══ Supplied data

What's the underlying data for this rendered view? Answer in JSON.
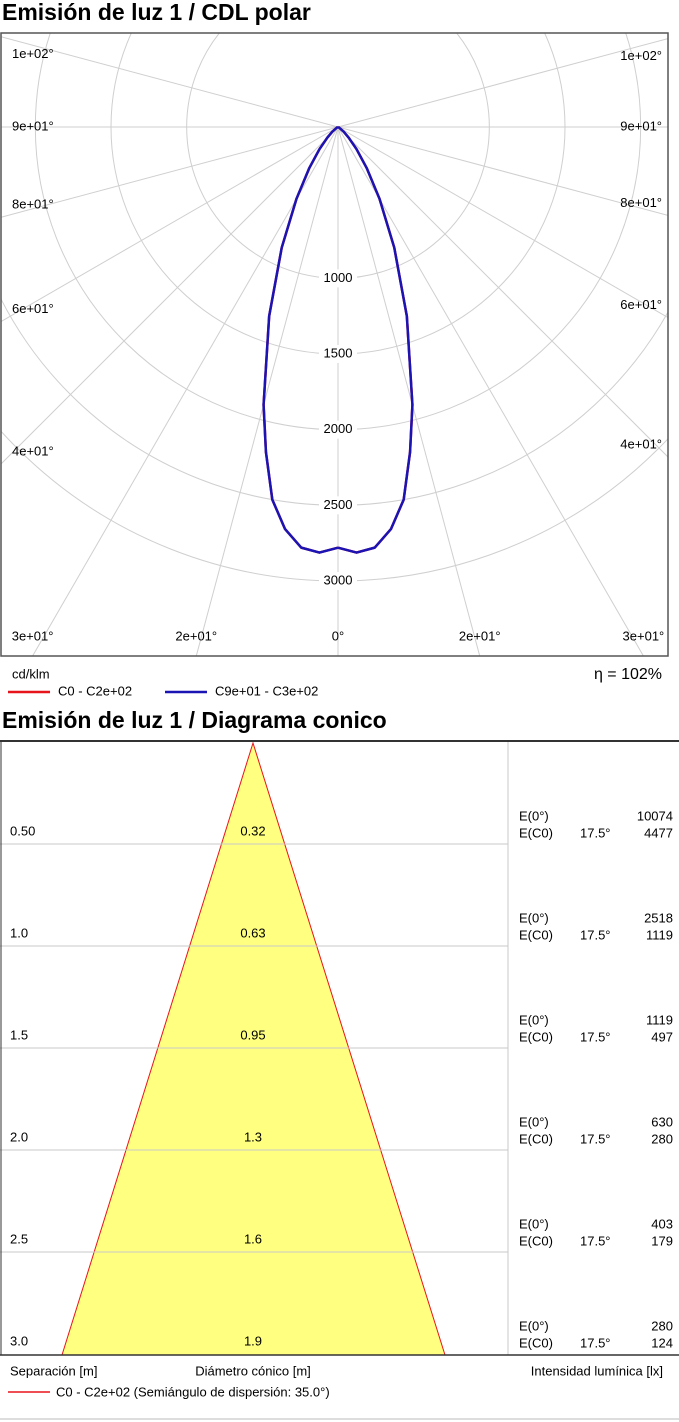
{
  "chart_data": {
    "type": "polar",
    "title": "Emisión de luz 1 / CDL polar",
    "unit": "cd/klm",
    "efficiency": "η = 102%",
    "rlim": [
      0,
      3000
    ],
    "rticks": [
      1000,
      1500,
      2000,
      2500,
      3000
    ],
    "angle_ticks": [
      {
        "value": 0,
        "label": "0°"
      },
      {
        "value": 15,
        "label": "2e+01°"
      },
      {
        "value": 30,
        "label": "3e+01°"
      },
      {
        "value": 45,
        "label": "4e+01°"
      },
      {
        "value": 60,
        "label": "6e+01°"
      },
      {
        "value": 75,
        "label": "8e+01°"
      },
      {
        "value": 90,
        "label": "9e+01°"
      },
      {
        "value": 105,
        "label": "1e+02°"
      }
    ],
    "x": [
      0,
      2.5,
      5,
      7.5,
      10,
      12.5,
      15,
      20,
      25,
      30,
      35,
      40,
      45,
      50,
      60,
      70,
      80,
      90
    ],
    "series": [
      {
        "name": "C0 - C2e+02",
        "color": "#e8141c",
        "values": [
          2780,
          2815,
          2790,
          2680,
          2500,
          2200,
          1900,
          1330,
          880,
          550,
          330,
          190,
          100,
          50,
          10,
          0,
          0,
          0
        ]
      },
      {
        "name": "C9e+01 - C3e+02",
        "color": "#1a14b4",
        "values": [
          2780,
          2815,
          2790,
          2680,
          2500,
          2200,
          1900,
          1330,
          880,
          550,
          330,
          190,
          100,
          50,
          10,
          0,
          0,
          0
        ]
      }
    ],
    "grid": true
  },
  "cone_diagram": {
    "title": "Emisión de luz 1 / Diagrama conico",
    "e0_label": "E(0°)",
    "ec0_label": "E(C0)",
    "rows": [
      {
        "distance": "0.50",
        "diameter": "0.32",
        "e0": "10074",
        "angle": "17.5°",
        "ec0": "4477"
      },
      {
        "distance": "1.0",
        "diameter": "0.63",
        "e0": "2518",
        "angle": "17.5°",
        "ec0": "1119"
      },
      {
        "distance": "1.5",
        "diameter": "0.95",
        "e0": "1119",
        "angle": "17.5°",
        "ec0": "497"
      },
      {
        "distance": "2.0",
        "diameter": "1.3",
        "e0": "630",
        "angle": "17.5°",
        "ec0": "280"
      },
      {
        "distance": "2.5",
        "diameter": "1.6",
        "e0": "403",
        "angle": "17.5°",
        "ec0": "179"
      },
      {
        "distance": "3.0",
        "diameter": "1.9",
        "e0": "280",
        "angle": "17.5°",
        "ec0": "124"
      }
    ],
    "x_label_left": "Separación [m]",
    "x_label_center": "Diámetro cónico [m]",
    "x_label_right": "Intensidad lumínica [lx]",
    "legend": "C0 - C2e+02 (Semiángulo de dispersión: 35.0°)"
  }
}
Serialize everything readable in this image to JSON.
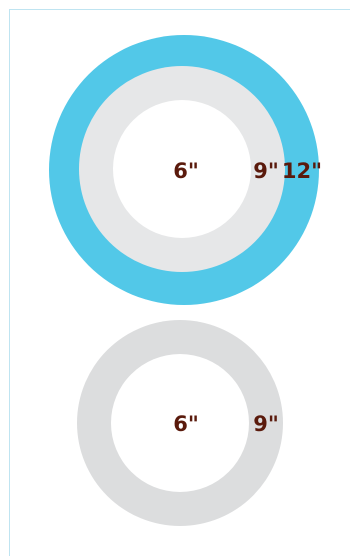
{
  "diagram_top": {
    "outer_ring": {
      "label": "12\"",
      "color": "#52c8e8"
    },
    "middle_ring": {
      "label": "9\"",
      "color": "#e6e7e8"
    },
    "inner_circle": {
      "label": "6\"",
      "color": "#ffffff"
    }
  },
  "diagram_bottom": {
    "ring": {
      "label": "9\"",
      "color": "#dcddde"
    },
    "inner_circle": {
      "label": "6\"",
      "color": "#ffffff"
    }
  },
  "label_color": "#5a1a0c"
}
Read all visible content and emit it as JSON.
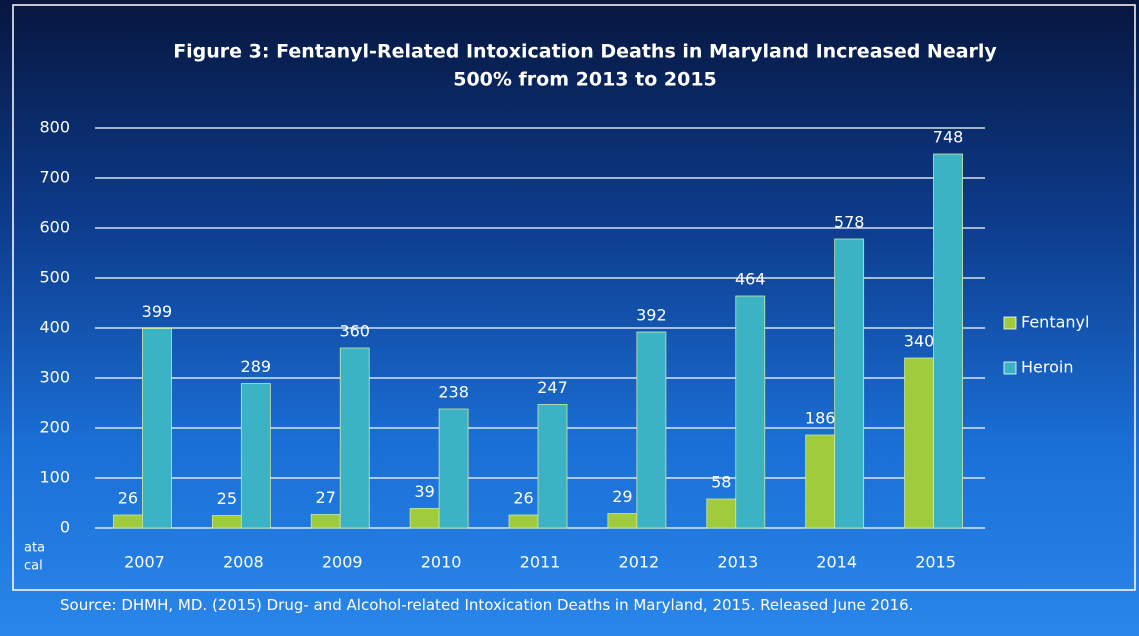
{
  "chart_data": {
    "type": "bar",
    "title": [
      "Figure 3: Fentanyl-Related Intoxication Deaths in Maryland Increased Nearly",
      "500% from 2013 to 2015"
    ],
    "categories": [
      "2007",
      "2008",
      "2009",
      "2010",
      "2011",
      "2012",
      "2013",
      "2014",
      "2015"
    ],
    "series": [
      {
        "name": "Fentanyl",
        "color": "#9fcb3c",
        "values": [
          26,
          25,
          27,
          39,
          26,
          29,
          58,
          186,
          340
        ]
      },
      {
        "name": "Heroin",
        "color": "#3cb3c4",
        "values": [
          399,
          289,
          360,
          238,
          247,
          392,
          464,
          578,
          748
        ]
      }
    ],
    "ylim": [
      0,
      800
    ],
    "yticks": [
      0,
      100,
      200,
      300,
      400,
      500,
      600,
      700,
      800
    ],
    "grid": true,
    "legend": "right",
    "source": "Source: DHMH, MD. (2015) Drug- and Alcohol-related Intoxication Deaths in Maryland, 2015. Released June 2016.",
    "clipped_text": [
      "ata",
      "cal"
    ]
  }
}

════

From the entries above, list each line with "Maryland" in it.

Solution to this task:
      "Figure 3: Fentanyl-Related Intoxication Deaths in Maryland Increased Nearly",
    "source": "Source: DHMH, MD. (2015) Drug- and Alcohol-related Intoxication Deaths in Maryland, 2015. Released June 2016.",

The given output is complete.